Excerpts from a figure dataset
— begin —

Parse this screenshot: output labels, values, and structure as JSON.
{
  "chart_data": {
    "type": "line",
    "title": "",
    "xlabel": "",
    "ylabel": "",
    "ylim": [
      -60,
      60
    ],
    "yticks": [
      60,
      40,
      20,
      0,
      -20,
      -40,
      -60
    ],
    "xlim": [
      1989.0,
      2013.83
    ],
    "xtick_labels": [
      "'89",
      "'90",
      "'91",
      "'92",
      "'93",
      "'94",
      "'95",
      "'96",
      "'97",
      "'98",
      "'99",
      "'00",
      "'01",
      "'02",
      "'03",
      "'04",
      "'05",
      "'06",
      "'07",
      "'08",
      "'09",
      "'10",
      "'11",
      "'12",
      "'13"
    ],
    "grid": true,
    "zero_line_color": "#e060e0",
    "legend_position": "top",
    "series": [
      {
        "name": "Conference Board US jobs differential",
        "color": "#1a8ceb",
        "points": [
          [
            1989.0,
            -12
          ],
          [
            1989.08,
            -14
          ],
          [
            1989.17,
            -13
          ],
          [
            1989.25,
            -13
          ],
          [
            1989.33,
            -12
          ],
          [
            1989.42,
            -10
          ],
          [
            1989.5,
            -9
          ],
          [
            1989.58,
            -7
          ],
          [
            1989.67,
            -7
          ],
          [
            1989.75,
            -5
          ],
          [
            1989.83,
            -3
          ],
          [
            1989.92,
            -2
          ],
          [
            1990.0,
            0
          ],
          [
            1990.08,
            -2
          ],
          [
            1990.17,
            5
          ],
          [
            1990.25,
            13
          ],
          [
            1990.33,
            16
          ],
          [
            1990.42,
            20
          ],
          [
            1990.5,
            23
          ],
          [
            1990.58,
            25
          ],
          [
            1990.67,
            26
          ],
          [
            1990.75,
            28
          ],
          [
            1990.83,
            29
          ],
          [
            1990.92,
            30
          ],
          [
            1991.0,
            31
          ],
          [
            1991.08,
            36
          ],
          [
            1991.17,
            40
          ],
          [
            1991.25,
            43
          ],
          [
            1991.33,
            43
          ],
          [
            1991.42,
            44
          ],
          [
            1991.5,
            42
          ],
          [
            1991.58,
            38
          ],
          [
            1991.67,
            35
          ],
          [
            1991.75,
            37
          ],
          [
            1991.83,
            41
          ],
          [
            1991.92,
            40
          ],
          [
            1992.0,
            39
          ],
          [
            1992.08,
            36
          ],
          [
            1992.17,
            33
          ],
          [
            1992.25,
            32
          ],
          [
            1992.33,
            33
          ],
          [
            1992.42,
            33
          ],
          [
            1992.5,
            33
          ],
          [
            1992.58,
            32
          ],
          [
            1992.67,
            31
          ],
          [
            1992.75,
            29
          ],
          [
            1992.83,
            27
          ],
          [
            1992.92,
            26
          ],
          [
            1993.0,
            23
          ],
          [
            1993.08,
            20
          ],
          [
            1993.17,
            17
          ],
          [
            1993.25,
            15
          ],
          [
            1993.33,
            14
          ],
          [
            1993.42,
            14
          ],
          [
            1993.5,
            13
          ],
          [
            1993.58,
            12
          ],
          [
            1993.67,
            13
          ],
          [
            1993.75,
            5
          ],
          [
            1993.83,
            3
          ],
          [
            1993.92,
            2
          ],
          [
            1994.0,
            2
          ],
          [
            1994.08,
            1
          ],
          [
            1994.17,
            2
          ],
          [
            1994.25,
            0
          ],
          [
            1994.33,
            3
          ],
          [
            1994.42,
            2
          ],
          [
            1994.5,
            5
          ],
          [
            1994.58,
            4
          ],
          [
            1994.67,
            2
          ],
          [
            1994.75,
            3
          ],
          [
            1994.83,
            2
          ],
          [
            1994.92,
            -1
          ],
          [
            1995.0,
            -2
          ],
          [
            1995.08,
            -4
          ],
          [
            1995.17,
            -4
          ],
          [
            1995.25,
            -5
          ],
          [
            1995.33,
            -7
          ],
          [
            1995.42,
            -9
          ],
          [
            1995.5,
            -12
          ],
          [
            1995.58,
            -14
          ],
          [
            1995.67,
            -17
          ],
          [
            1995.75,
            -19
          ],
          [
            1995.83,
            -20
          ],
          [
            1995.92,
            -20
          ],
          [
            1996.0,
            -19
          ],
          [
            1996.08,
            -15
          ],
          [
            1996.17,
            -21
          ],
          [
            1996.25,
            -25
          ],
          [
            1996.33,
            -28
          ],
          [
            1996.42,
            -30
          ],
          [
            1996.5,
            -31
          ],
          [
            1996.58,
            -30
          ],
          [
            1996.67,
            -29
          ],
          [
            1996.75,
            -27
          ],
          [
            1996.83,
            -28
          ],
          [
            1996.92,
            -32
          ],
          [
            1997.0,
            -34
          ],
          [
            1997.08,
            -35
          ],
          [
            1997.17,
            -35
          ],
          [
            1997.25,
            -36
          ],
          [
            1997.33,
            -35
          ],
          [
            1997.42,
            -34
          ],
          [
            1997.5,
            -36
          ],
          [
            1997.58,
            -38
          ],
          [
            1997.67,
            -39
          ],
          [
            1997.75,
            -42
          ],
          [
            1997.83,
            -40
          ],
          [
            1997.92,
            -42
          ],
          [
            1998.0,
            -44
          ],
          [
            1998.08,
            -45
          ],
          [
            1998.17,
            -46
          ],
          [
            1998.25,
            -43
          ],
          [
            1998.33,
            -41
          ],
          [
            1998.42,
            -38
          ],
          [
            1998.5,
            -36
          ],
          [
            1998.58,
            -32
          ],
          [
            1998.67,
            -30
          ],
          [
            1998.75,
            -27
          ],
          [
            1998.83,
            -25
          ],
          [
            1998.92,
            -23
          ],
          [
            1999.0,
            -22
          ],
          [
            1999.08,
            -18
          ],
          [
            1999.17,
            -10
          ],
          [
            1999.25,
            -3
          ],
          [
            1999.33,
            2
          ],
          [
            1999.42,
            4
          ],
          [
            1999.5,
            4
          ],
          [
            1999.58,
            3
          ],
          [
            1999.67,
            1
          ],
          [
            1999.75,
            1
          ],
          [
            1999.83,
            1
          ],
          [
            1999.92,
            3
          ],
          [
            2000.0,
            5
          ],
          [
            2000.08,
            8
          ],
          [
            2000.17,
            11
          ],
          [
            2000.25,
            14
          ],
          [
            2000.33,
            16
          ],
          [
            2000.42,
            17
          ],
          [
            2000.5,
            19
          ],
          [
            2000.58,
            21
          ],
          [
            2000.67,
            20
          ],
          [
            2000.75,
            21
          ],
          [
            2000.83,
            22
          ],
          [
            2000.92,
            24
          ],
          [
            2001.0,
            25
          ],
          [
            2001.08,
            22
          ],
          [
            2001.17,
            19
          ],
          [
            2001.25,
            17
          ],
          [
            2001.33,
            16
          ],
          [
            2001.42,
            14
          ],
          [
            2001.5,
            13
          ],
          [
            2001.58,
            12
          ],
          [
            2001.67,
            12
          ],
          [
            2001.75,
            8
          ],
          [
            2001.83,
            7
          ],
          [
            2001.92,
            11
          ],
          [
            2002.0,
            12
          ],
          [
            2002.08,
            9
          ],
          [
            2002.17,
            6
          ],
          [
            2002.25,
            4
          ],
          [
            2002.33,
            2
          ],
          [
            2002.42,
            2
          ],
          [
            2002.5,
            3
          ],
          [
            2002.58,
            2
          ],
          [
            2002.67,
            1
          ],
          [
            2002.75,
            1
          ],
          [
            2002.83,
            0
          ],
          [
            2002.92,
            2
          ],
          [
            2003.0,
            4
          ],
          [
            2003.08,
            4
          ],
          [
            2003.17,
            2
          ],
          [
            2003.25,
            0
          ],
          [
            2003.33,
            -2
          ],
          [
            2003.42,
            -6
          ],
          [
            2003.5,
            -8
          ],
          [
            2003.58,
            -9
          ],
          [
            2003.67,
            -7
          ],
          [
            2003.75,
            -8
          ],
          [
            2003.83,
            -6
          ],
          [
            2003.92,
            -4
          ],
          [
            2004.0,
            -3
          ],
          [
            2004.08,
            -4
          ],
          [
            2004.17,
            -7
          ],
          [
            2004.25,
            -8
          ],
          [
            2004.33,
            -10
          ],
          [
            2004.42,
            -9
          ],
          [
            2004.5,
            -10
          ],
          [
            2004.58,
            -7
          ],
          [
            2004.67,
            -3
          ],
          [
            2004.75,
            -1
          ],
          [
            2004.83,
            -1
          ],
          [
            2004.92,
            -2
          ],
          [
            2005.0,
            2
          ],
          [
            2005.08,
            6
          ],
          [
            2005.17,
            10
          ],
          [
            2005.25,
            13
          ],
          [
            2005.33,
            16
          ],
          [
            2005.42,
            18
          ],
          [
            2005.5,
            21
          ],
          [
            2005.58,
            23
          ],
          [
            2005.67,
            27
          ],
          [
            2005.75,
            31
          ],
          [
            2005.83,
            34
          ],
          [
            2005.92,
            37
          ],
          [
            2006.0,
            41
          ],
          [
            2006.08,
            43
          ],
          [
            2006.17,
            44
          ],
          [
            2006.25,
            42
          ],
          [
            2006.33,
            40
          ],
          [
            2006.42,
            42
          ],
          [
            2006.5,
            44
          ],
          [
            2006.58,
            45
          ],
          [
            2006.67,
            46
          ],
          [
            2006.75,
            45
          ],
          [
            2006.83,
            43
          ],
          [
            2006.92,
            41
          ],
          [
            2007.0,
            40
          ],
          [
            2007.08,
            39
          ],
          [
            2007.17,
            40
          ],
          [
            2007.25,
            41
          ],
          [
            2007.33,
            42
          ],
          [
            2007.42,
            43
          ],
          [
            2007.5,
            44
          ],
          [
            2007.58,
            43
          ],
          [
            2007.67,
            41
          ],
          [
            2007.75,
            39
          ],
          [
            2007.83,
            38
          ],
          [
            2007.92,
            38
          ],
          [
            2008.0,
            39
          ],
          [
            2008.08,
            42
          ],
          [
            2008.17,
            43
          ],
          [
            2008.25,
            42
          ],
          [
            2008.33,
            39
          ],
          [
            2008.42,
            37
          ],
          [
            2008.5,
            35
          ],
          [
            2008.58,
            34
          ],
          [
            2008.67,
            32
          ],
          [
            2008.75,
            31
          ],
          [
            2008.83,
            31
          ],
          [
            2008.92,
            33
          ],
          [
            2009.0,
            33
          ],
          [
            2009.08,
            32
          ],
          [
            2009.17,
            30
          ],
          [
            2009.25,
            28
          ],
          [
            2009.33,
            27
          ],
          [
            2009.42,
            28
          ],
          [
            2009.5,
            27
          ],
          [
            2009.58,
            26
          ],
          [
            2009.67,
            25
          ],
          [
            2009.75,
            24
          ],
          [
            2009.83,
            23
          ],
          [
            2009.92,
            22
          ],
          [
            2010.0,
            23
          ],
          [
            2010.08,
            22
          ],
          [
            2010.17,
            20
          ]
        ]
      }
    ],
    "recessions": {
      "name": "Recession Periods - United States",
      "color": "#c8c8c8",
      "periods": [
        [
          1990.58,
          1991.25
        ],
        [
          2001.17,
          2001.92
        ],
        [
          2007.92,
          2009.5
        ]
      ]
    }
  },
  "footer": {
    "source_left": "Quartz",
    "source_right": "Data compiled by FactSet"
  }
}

— end —

**Problem:** Each line that contains the string "name" counts once; say how many there are and nothing else.

**Answer to the task:** 2